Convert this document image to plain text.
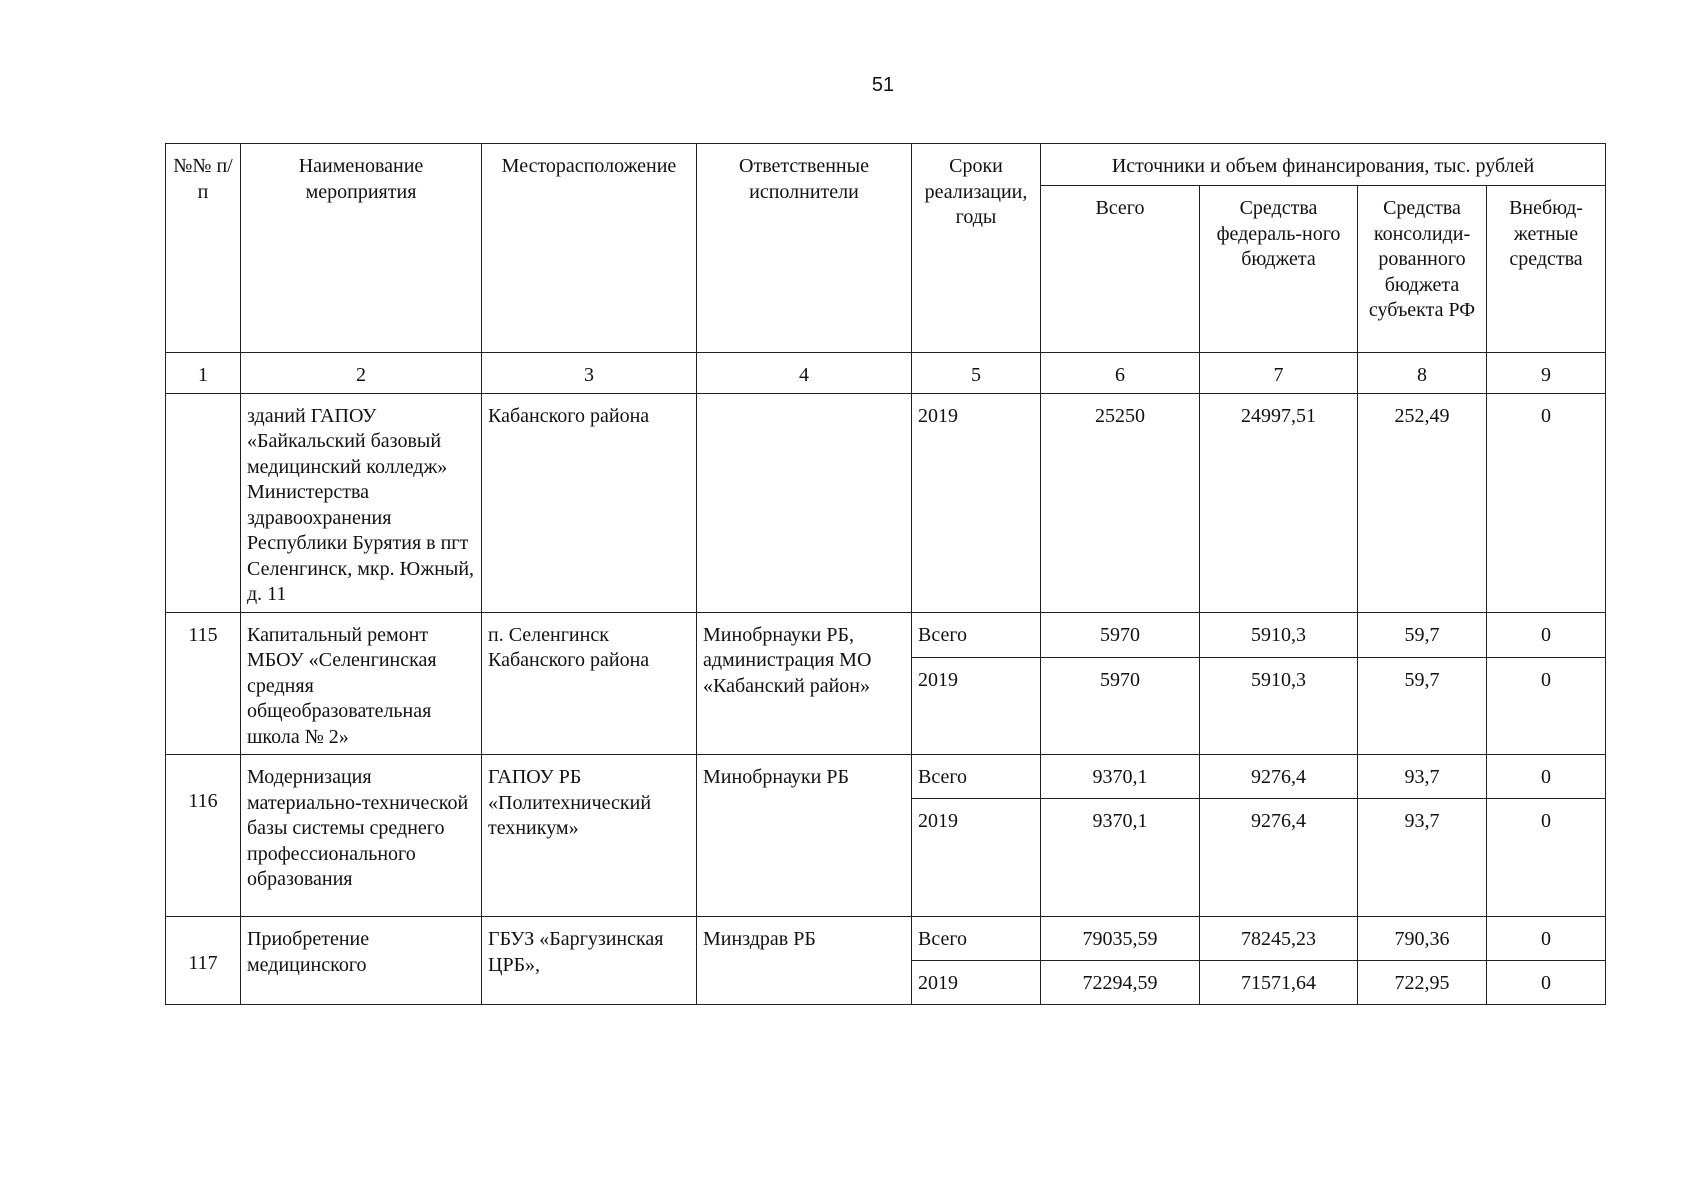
51
№№ п/п	Наименование мероприятия	Месторасположение	Ответственные исполнители	Сроки реализации, годы	Источники и объем финансирования, тыс. рублей			
					Всего	Средства федераль-ного бюджета	Средства консолиди-рованного бюджета субъекта РФ	Внебюд-жетные средства
1	2	3	4	5	6	7	8	9
	зданий ГАПОУ «Байкальский базовый медицинский колледж» Министерства здравоохранения Республики Бурятия в пгт Селенгинск, мкр. Южный, д. 11	Кабанского района		2019	25250	24997,51	252,49	0
115	Капитальный ремонт МБОУ «Селенгинская средняя общеобразовательная школа № 2»	п. Селенгинск Кабанского района	Минобрнауки РБ, администрация МО «Кабанский район»	Всего	5970	5910,3	59,7	0
				2019	5970	5910,3	59,7	0
116	Модернизация материально-технической базы системы среднего профессионального образования	ГАПОУ РБ «Политехнический техникум»	Минобрнауки РБ	Всего	9370,1	9276,4	93,7	0
				2019	9370,1	9276,4	93,7	0
117	Приобретение медицинского	ГБУЗ «Баргузинская ЦРБ»,	Минздрав РБ	Всего	79035,59	78245,23	790,36	0
				2019	72294,59	71571,64	722,95	0
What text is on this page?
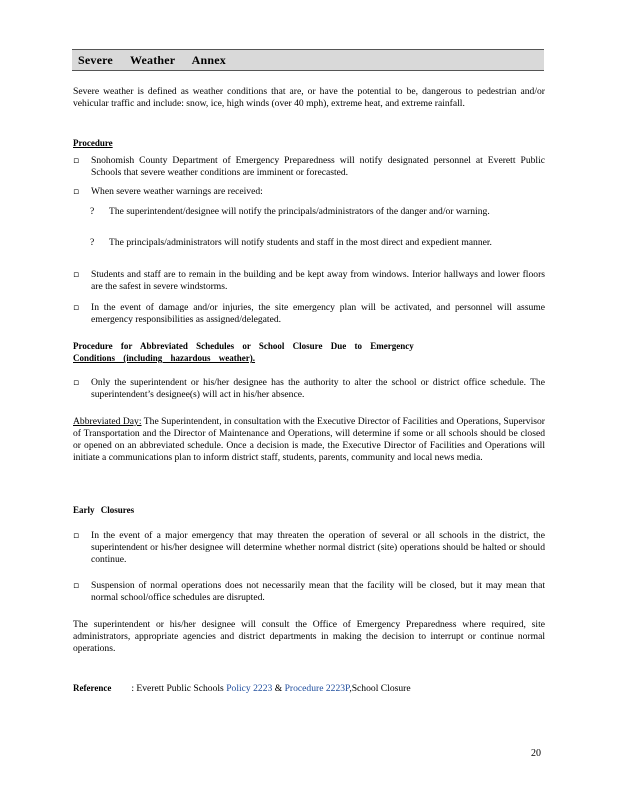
Severe Weather Annex
Severe weather is defined as weather conditions that are, or have the potential to be, dangerous to pedestrian and/or vehicular traffic and include: snow, ice, high winds (over 40 mph), extreme heat, and extreme rainfall.
Procedure
▫	Snohomish County Department of Emergency Preparedness will notify designated personnel at Everett Public Schools that severe weather conditions are imminent or forecasted.
▫	When severe weather warnings are received:
? The superintendent/designee will notify the principals/administrators of the danger and/or warning.
? The principals/administrators will notify students and staff in the most direct and expedient manner.
▫	Students and staff are to remain in the building and be kept away from windows. Interior hallways and lower floors are the safest in severe windstorms.
▫	In the event of damage and/or injuries, the site emergency plan will be activated, and personnel will assume emergency responsibilities as assigned/delegated.
Procedure for Abbreviated Schedules or School Closure Due to Emergency
Conditions (including hazardous weather).
▫	Only the superintendent or his/her designee has the authority to alter the school or district office schedule. The superintendent’s designee(s) will act in his/her absence.
Abbreviated Day: The Superintendent, in consultation with the Executive Director of Facilities and Operations, Supervisor of Transportation and the Director of Maintenance and Operations, will determine if some or all schools should be closed or opened on an abbreviated schedule. Once a decision is made, the Executive Director of Facilities and Operations will initiate a communications plan to inform district staff, students, parents, community and local news media.
Early Closures
▫	In the event of a major emergency that may threaten the operation of several or all schools in the district, the superintendent or his/her designee will determine whether normal district (site) operations should be halted or should continue.
▫	Suspension of normal operations does not necessarily mean that the facility will be closed, but it may mean that normal school/office schedules are disrupted.
The superintendent or his/her designee will consult the Office of Emergency Preparedness where required, site administrators, appropriate agencies and district departments in making the decision to interrupt or continue normal operations.
Reference : Everett Public Schools Policy 2223 & Procedure 2223P,School Closure
20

Directive: Without including any pictures, output all the entries above exactly.

Correct response:
Convert this document image to plain text.
51
№№ п/п	Наименование мероприятия	Месторасположение	Ответственные исполнители	Сроки реализации, годы	Источники и объем финансирования, тыс. рублей			
					Всего	Средства федераль-ного бюджета	Средства консолиди-рованного бюджета субъекта РФ	Внебюд-жетные средства
1	2	3	4	5	6	7	8	9
	зданий ГАПОУ «Байкальский базовый медицинский колледж» Министерства здравоохранения Республики Бурятия в пгт Селенгинск, мкр. Южный, д. 11	Кабанского района		2019	25250	24997,51	252,49	0
115	Капитальный ремонт МБОУ «Селенгинская средняя общеобразовательная школа № 2»	п. Селенгинск Кабанского района	Минобрнауки РБ, администрация МО «Кабанский район»	Всего	5970	5910,3	59,7	0
				2019	5970	5910,3	59,7	0
116	Модернизация материально-технической базы системы среднего профессионального образования	ГАПОУ РБ «Политехнический техникум»	Минобрнауки РБ	Всего	9370,1	9276,4	93,7	0
				2019	9370,1	9276,4	93,7	0
117	Приобретение медицинского	ГБУЗ «Баргузинская ЦРБ»,	Минздрав РБ	Всего	79035,59	78245,23	790,36	0
				2019	72294,59	71571,64	722,95	0
What text is on this page?
Severe Weather Annex
Severe weather is defined as weather conditions that are, or have the potential to be, dangerous to pedestrian and/or vehicular traffic and include: snow, ice, high winds (over 40 mph), extreme heat, and extreme rainfall.
Procedure
▫	Snohomish County Department of Emergency Preparedness will notify designated personnel at Everett Public Schools that severe weather conditions are imminent or forecasted.
▫	When severe weather warnings are received:
? The superintendent/designee will notify the principals/administrators of the danger and/or warning.
? The principals/administrators will notify students and staff in the most direct and expedient manner.
▫	Students and staff are to remain in the building and be kept away from windows. Interior hallways and lower floors are the safest in severe windstorms.
▫	In the event of damage and/or injuries, the site emergency plan will be activated, and personnel will assume emergency responsibilities as assigned/delegated.
Procedure for Abbreviated Schedules or School Closure Due to Emergency
Conditions (including hazardous weather).
▫	Only the superintendent or his/her designee has the authority to alter the school or district office schedule. The superintendent’s designee(s) will act in his/her absence.
Abbreviated Day: The Superintendent, in consultation with the Executive Director of Facilities and Operations, Supervisor of Transportation and the Director of Maintenance and Operations, will determine if some or all schools should be closed or opened on an abbreviated schedule. Once a decision is made, the Executive Director of Facilities and Operations will initiate a communications plan to inform district staff, students, parents, community and local news media.
Early Closures
▫	In the event of a major emergency that may threaten the operation of several or all schools in the district, the superintendent or his/her designee will determine whether normal district (site) operations should be halted or should continue.
▫	Suspension of normal operations does not necessarily mean that the facility will be closed, but it may mean that normal school/office schedules are disrupted.
The superintendent or his/her designee will consult the Office of Emergency Preparedness where required, site administrators, appropriate agencies and district departments in making the decision to interrupt or continue normal operations.
Reference : Everett Public Schools Policy 2223 & Procedure 2223P,School Closure
20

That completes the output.